[Data listing]
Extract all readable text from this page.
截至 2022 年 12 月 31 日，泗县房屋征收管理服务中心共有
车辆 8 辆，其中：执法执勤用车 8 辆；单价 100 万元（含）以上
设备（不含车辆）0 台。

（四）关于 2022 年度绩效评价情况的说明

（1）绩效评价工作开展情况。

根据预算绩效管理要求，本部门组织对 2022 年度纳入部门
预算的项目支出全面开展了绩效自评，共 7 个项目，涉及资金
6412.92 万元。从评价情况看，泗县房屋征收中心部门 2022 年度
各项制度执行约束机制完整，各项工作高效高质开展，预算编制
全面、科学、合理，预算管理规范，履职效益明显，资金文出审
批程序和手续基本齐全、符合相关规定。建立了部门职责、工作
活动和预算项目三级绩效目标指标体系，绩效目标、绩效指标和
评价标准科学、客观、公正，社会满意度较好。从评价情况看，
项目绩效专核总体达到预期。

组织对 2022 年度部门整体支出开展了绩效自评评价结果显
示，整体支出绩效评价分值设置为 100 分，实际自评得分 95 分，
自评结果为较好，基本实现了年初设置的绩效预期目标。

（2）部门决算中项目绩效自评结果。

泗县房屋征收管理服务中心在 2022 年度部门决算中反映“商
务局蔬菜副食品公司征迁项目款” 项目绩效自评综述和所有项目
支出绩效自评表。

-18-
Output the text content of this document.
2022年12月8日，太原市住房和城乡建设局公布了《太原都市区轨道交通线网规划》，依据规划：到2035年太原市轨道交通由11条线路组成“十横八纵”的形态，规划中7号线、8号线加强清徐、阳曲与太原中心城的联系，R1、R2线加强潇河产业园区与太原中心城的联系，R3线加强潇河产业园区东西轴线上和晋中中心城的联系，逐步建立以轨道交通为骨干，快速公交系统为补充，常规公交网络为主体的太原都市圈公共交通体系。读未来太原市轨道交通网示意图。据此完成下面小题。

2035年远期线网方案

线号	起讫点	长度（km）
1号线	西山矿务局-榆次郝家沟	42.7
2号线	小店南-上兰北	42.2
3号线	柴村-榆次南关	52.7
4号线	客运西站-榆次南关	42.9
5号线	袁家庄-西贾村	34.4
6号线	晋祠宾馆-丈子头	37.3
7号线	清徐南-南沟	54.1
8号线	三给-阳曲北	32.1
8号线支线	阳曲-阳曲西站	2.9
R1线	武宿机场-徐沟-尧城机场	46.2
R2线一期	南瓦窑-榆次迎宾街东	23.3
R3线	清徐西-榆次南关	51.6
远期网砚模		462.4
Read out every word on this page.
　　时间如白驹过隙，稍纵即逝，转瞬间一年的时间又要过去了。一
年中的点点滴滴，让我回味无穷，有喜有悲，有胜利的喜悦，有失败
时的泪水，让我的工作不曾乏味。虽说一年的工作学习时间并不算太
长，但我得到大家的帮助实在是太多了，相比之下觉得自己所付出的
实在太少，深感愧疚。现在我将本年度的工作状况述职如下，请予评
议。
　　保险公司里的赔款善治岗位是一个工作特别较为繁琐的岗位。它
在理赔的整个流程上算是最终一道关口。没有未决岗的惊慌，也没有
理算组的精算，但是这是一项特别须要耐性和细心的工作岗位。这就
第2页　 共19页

[TO DO]: Set every line of the listing down word for word.

[ANSWER FOR THE TASK]:
Extract all readable text from this page.
截至 2022 年 12 月 31 日，泗县房屋征收管理服务中心共有
车辆 8 辆，其中：执法执勤用车 8 辆；单价 100 万元（含）以上
设备（不含车辆）0 台。

（四）关于 2022 年度绩效评价情况的说明

（1）绩效评价工作开展情况。

根据预算绩效管理要求，本部门组织对 2022 年度纳入部门
预算的项目支出全面开展了绩效自评，共 7 个项目，涉及资金
6412.92 万元。从评价情况看，泗县房屋征收中心部门 2022 年度
各项制度执行约束机制完整，各项工作高效高质开展，预算编制
全面、科学、合理，预算管理规范，履职效益明显，资金文出审
批程序和手续基本齐全、符合相关规定。建立了部门职责、工作
活动和预算项目三级绩效目标指标体系，绩效目标、绩效指标和
评价标准科学、客观、公正，社会满意度较好。从评价情况看，
项目绩效专核总体达到预期。

组织对 2022 年度部门整体支出开展了绩效自评评价结果显
示，整体支出绩效评价分值设置为 100 分，实际自评得分 95 分，
自评结果为较好，基本实现了年初设置的绩效预期目标。

（2）部门决算中项目绩效自评结果。

泗县房屋征收管理服务中心在 2022 年度部门决算中反映“商
务局蔬菜副食品公司征迁项目款” 项目绩效自评综述和所有项目
支出绩效自评表。

-18-
Output the text content of this document.
2022年12月8日，太原市住房和城乡建设局公布了《太原都市区轨道交通线网规划》，依据规划：到2035年太原市轨道交通由11条线路组成“十横八纵”的形态，规划中7号线、8号线加强清徐、阳曲与太原中心城的联系，R1、R2线加强潇河产业园区与太原中心城的联系，R3线加强潇河产业园区东西轴线上和晋中中心城的联系，逐步建立以轨道交通为骨干，快速公交系统为补充，常规公交网络为主体的太原都市圈公共交通体系。读未来太原市轨道交通网示意图。据此完成下面小题。

2035年远期线网方案

线号	起讫点	长度（km）
1号线	西山矿务局-榆次郝家沟	42.7
2号线	小店南-上兰北	42.2
3号线	柴村-榆次南关	52.7
4号线	客运西站-榆次南关	42.9
5号线	袁家庄-西贾村	34.4
6号线	晋祠宾馆-丈子头	37.3
7号线	清徐南-南沟	54.1
8号线	三给-阳曲北	32.1
8号线支线	阳曲-阳曲西站	2.9
R1线	武宿机场-徐沟-尧城机场	46.2
R2线一期	南瓦窑-榆次迎宾街东	23.3
R3线	清徐西-榆次南关	51.6
远期网砚模		462.4
Read out every word on this page.
　　时间如白驹过隙，稍纵即逝，转瞬间一年的时间又要过去了。一
年中的点点滴滴，让我回味无穷，有喜有悲，有胜利的喜悦，有失败
时的泪水，让我的工作不曾乏味。虽说一年的工作学习时间并不算太
长，但我得到大家的帮助实在是太多了，相比之下觉得自己所付出的
实在太少，深感愧疚。现在我将本年度的工作状况述职如下，请予评
议。
　　保险公司里的赔款善治岗位是一个工作特别较为繁琐的岗位。它
在理赔的整个流程上算是最终一道关口。没有未决岗的惊慌，也没有
理算组的精算，但是这是一项特别须要耐性和细心的工作岗位。这就
第2页　 共19页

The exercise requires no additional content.